Task details: Reproduce the records. Keep every word exact and include no images.

--- begin Provided data ---

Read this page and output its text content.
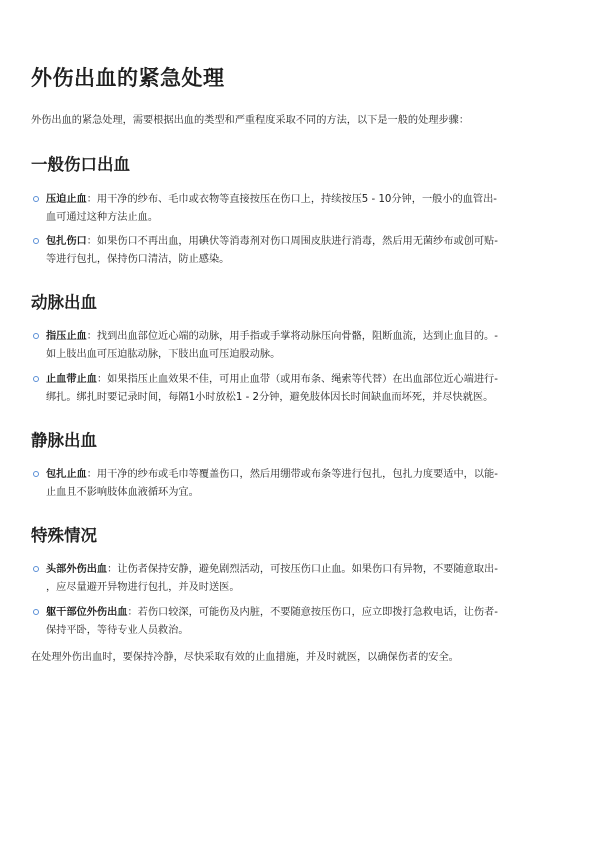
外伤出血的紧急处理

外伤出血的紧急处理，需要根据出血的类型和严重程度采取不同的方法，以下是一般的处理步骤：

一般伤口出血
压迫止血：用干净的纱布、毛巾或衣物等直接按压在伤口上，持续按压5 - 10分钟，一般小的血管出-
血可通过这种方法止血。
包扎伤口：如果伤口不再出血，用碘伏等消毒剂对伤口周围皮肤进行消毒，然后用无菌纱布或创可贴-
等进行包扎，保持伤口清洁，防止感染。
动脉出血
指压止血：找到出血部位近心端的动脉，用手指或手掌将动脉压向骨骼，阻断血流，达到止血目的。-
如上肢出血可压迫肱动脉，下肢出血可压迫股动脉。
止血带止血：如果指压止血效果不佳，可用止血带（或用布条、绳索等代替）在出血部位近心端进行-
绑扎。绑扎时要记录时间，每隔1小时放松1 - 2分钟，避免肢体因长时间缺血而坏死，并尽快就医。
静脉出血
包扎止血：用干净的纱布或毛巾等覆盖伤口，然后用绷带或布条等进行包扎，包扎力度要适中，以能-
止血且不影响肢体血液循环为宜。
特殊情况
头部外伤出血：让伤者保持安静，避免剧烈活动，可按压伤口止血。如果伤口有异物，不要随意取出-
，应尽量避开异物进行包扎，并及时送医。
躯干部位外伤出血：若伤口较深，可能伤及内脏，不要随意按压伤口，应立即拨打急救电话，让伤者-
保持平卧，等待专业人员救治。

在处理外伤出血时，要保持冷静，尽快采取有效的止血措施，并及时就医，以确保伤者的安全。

--- end Provided data ---

Response below:
Read this page and output its text content.
外伤出血的紧急处理

外伤出血的紧急处理，需要根据出血的类型和严重程度采取不同的方法，以下是一般的处理步骤：

一般伤口出血
压迫止血：用干净的纱布、毛巾或衣物等直接按压在伤口上，持续按压5 - 10分钟，一般小的血管出-
血可通过这种方法止血。
包扎伤口：如果伤口不再出血，用碘伏等消毒剂对伤口周围皮肤进行消毒，然后用无菌纱布或创可贴-
等进行包扎，保持伤口清洁，防止感染。
动脉出血
指压止血：找到出血部位近心端的动脉，用手指或手掌将动脉压向骨骼，阻断血流，达到止血目的。-
如上肢出血可压迫肱动脉，下肢出血可压迫股动脉。
止血带止血：如果指压止血效果不佳，可用止血带（或用布条、绳索等代替）在出血部位近心端进行-
绑扎。绑扎时要记录时间，每隔1小时放松1 - 2分钟，避免肢体因长时间缺血而坏死，并尽快就医。
静脉出血
包扎止血：用干净的纱布或毛巾等覆盖伤口，然后用绷带或布条等进行包扎，包扎力度要适中，以能-
止血且不影响肢体血液循环为宜。
特殊情况
头部外伤出血：让伤者保持安静，避免剧烈活动，可按压伤口止血。如果伤口有异物，不要随意取出-
，应尽量避开异物进行包扎，并及时送医。
躯干部位外伤出血：若伤口较深，可能伤及内脏，不要随意按压伤口，应立即拨打急救电话，让伤者-
保持平卧，等待专业人员救治。

在处理外伤出血时，要保持冷静，尽快采取有效的止血措施，并及时就医，以确保伤者的安全。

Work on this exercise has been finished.